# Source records
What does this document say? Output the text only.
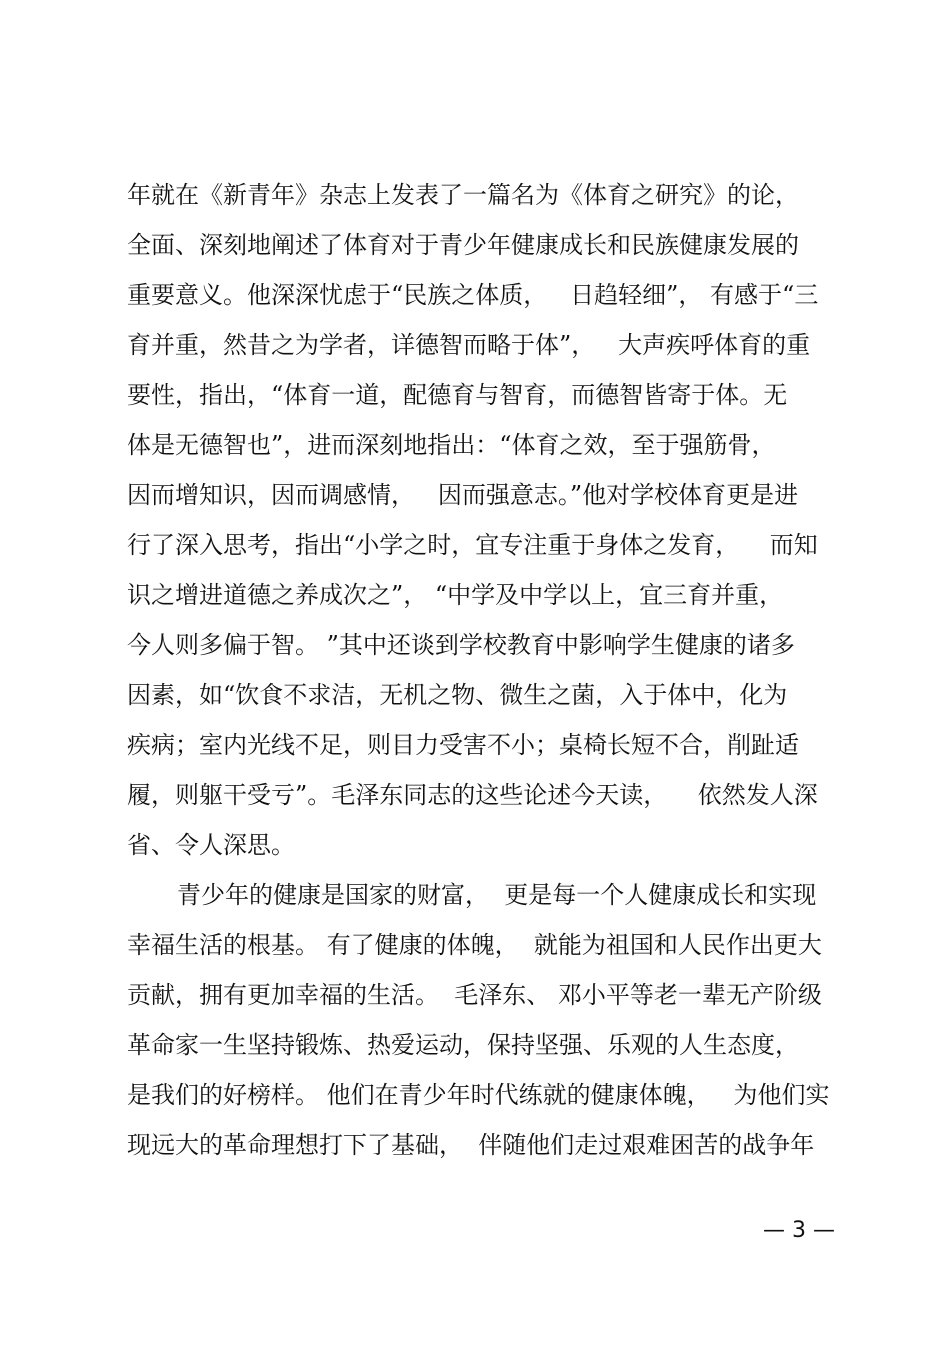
年就在《新青年》杂志上发表了一篇名为《体育之研究》的论，
全面、深刻地阐述了体育对于青少年健康成长和民族健康发展的
重要意义。他深深忧虑于“民族之体质，   日趋轻细”， 有感于“三
育并重，然昔之为学者，详德智而略于体”，   大声疾呼体育的重
要性，指出，“体育一道，配德育与智育，而德智皆寄于体。无
体是无德智也”，进而深刻地指出：“体育之效，至于强筋骨，
因而增知识，因而调感情，   因而强意志。”他对学校体育更是进
行了深入思考，指出“小学之时，宜专注重于身体之发育，    而知
识之增进道德之养成次之”， “中学及中学以上，宜三育并重，
今人则多偏于智。 ”其中还谈到学校教育中影响学生健康的诸多
因素，如“饮食不求洁，无机之物、微生之菌，入于体中，化为
疾病；室内光线不足，则目力受害不小；桌椅长短不合，削趾适
履，则躯干受亏”。毛泽东同志的这些论述今天读，    依然发人深
省、令人深思。
青少年的健康是国家的财富，  更是每一个人健康成长和实现
幸福生活的根基。 有了健康的体魄，  就能为祖国和人民作出更大
贡献，拥有更加幸福的生活。  毛泽东、 邓小平等老一辈无产阶级
革命家一生坚持锻炼、热爱运动，保持坚强、乐观的人生态度，
是我们的好榜样。 他们在青少年时代练就的健康体魄，   为他们实
现远大的革命理想打下了基础，  伴随他们走过艰难困苦的战争年
— 3 —
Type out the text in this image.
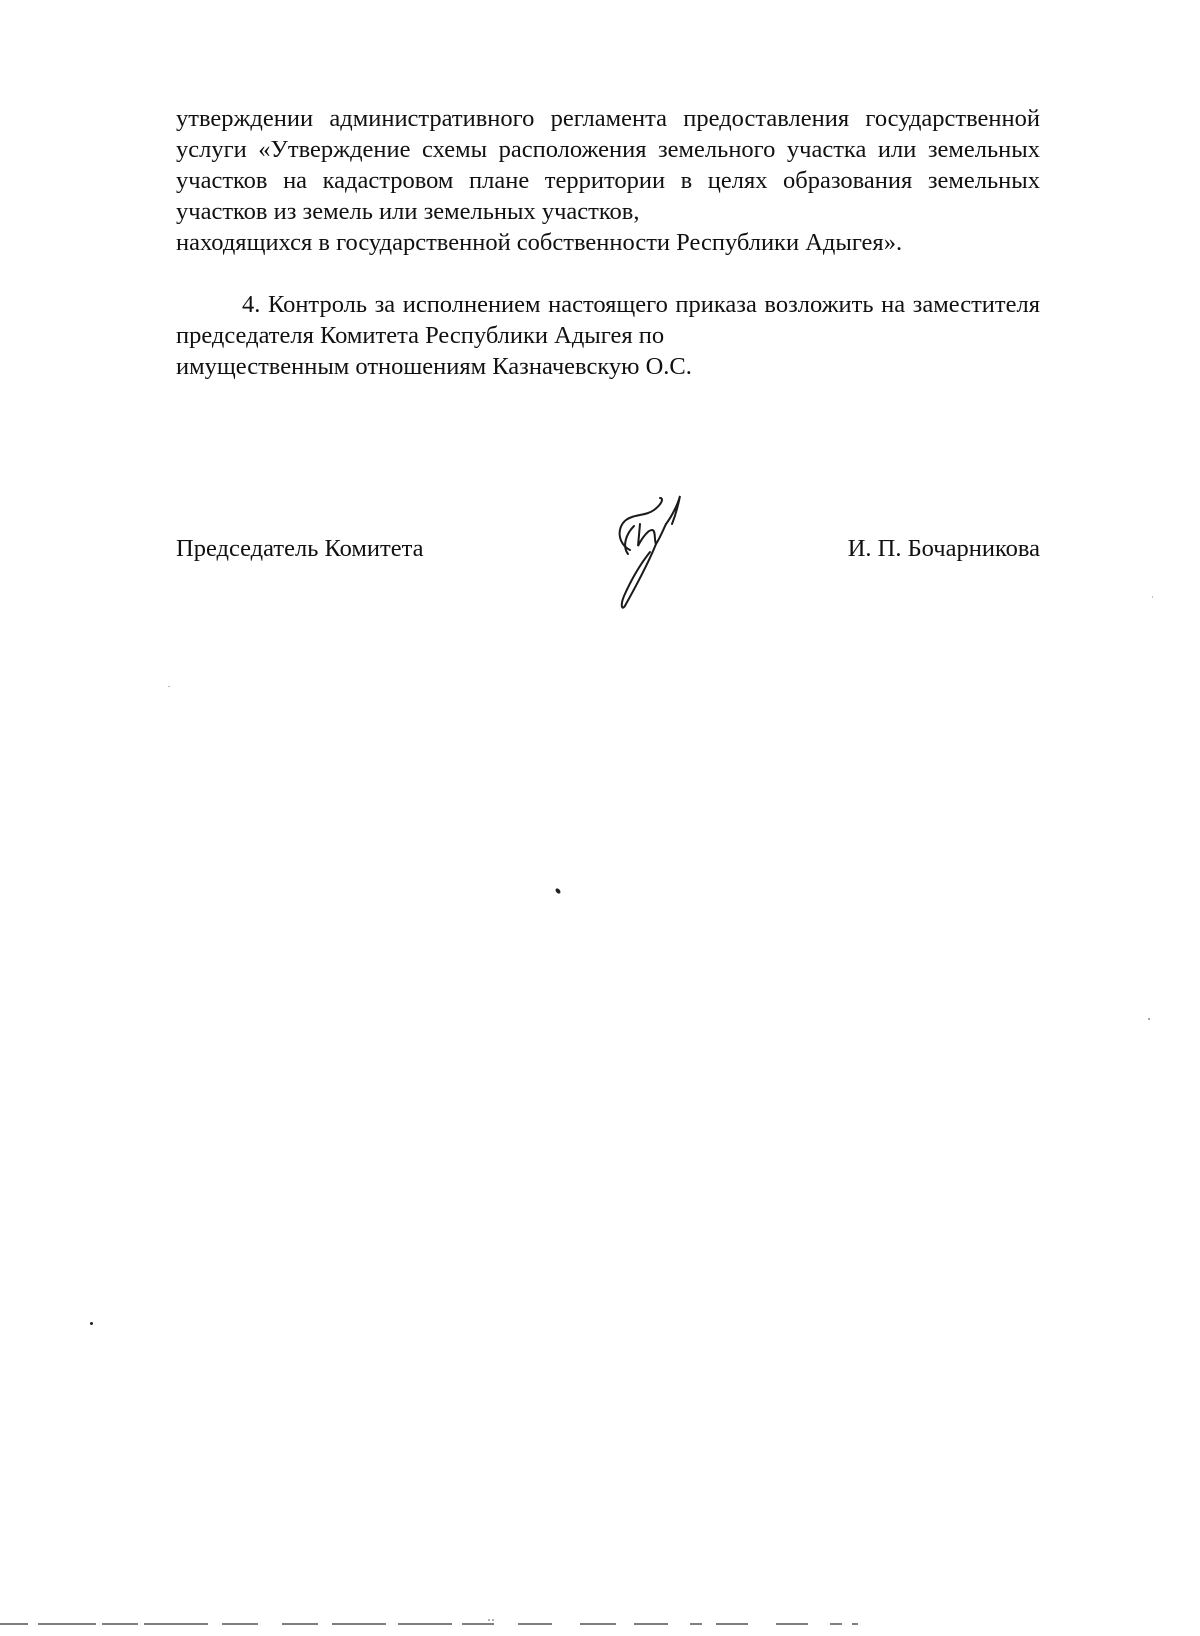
утверждении административного регламента предоставления государственной услуги «Утверждение схемы расположения земельного участка или земельных участков на кадастровом плане территории в целях образования земельных участков из земель или земельных участков,
находящихся в государственной собственности Республики Адыгея».
4. Контроль за исполнением настоящего приказа возложить на заместителя председателя Комитета Республики Адыгея по
имущественным отношениям Казначевскую О.С.
Председатель Комитета	И. П. Бочарникова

# EXERCISE
Each record should be quoted exactly, with the images omitted.

# EXERCISE RESULT
What does this document say? Output the text only.
年就在《新青年》杂志上发表了一篇名为《体育之研究》的论，
全面、深刻地阐述了体育对于青少年健康成长和民族健康发展的
重要意义。他深深忧虑于“民族之体质，   日趋轻细”， 有感于“三
育并重，然昔之为学者，详德智而略于体”，   大声疾呼体育的重
要性，指出，“体育一道，配德育与智育，而德智皆寄于体。无
体是无德智也”，进而深刻地指出：“体育之效，至于强筋骨，
因而增知识，因而调感情，   因而强意志。”他对学校体育更是进
行了深入思考，指出“小学之时，宜专注重于身体之发育，    而知
识之增进道德之养成次之”， “中学及中学以上，宜三育并重，
今人则多偏于智。 ”其中还谈到学校教育中影响学生健康的诸多
因素，如“饮食不求洁，无机之物、微生之菌，入于体中，化为
疾病；室内光线不足，则目力受害不小；桌椅长短不合，削趾适
履，则躯干受亏”。毛泽东同志的这些论述今天读，    依然发人深
省、令人深思。
青少年的健康是国家的财富，  更是每一个人健康成长和实现
幸福生活的根基。 有了健康的体魄，  就能为祖国和人民作出更大
贡献，拥有更加幸福的生活。  毛泽东、 邓小平等老一辈无产阶级
革命家一生坚持锻炼、热爱运动，保持坚强、乐观的人生态度，
是我们的好榜样。 他们在青少年时代练就的健康体魄，   为他们实
现远大的革命理想打下了基础，  伴随他们走过艰难困苦的战争年
— 3 —
Type out the text in this image.
утверждении административного регламента предоставления государственной услуги «Утверждение схемы расположения земельного участка или земельных участков на кадастровом плане территории в целях образования земельных участков из земель или земельных участков,
находящихся в государственной собственности Республики Адыгея».
4. Контроль за исполнением настоящего приказа возложить на заместителя председателя Комитета Республики Адыгея по
имущественным отношениям Казначевскую О.С.
Председатель Комитета	И. П. Бочарникова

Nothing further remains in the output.